## THE PROBLEM
Beneath this sentence is a set of records; write each of them out exactly.

((

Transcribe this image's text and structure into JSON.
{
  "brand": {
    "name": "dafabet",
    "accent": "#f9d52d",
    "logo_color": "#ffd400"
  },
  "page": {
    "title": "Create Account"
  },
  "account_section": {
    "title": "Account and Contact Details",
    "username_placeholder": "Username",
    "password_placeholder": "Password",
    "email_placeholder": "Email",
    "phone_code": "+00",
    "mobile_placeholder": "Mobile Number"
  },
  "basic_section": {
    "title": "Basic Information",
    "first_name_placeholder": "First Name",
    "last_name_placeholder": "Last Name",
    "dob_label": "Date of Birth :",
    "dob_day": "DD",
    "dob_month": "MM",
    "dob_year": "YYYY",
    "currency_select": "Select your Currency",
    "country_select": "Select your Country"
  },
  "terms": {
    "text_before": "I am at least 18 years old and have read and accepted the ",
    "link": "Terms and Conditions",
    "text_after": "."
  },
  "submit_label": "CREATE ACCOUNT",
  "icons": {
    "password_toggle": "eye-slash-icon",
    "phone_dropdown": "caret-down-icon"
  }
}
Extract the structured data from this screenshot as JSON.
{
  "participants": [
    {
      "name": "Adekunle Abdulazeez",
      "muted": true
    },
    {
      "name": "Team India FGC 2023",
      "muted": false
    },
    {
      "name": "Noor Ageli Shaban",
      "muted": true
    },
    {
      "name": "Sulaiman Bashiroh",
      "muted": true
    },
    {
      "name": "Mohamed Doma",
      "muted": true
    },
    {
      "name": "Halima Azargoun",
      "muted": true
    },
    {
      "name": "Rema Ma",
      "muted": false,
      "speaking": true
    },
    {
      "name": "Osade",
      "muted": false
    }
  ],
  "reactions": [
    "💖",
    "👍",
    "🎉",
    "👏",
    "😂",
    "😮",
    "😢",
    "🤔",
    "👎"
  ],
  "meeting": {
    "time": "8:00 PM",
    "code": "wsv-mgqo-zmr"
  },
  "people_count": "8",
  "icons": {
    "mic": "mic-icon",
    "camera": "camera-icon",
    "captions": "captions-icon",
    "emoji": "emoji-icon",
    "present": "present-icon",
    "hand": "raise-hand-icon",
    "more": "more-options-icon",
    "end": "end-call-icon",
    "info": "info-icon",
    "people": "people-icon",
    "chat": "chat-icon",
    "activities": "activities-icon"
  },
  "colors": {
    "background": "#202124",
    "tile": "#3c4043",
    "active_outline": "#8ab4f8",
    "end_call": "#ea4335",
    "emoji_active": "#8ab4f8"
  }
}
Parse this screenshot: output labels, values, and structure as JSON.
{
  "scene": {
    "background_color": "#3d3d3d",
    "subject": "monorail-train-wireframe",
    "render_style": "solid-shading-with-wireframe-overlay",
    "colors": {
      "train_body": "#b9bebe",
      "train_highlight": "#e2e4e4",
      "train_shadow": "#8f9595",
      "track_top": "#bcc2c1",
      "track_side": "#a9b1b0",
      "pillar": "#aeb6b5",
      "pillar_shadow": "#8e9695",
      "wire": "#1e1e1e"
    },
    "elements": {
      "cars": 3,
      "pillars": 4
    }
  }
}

))

## FINISHED EXERCISE
Transcribe this image's text and structure into JSON.
{
  "brand": {
    "name": "dafabet",
    "accent": "#f9d52d",
    "logo_color": "#ffd400"
  },
  "page": {
    "title": "Create Account"
  },
  "account_section": {
    "title": "Account and Contact Details",
    "username_placeholder": "Username",
    "password_placeholder": "Password",
    "email_placeholder": "Email",
    "phone_code": "+00",
    "mobile_placeholder": "Mobile Number"
  },
  "basic_section": {
    "title": "Basic Information",
    "first_name_placeholder": "First Name",
    "last_name_placeholder": "Last Name",
    "dob_label": "Date of Birth :",
    "dob_day": "DD",
    "dob_month": "MM",
    "dob_year": "YYYY",
    "currency_select": "Select your Currency",
    "country_select": "Select your Country"
  },
  "terms": {
    "text_before": "I am at least 18 years old and have read and accepted the ",
    "link": "Terms and Conditions",
    "text_after": "."
  },
  "submit_label": "CREATE ACCOUNT",
  "icons": {
    "password_toggle": "eye-slash-icon",
    "phone_dropdown": "caret-down-icon"
  }
}
Extract the structured data from this screenshot as JSON.
{
  "participants": [
    {
      "name": "Adekunle Abdulazeez",
      "muted": true
    },
    {
      "name": "Team India FGC 2023",
      "muted": false
    },
    {
      "name": "Noor Ageli Shaban",
      "muted": true
    },
    {
      "name": "Sulaiman Bashiroh",
      "muted": true
    },
    {
      "name": "Mohamed Doma",
      "muted": true
    },
    {
      "name": "Halima Azargoun",
      "muted": true
    },
    {
      "name": "Rema Ma",
      "muted": false,
      "speaking": true
    },
    {
      "name": "Osade",
      "muted": false
    }
  ],
  "reactions": [
    "💖",
    "👍",
    "🎉",
    "👏",
    "😂",
    "😮",
    "😢",
    "🤔",
    "👎"
  ],
  "meeting": {
    "time": "8:00 PM",
    "code": "wsv-mgqo-zmr"
  },
  "people_count": "8",
  "icons": {
    "mic": "mic-icon",
    "camera": "camera-icon",
    "captions": "captions-icon",
    "emoji": "emoji-icon",
    "present": "present-icon",
    "hand": "raise-hand-icon",
    "more": "more-options-icon",
    "end": "end-call-icon",
    "info": "info-icon",
    "people": "people-icon",
    "chat": "chat-icon",
    "activities": "activities-icon"
  },
  "colors": {
    "background": "#202124",
    "tile": "#3c4043",
    "active_outline": "#8ab4f8",
    "end_call": "#ea4335",
    "emoji_active": "#8ab4f8"
  }
}
Parse this screenshot: output labels, values, and structure as JSON.
{
  "scene": {
    "background_color": "#3d3d3d",
    "subject": "monorail-train-wireframe",
    "render_style": "solid-shading-with-wireframe-overlay",
    "colors": {
      "train_body": "#b9bebe",
      "train_highlight": "#e2e4e4",
      "train_shadow": "#8f9595",
      "track_top": "#bcc2c1",
      "track_side": "#a9b1b0",
      "pillar": "#aeb6b5",
      "pillar_shadow": "#8e9695",
      "wire": "#1e1e1e"
    },
    "elements": {
      "cars": 3,
      "pillars": 4
    }
  }
}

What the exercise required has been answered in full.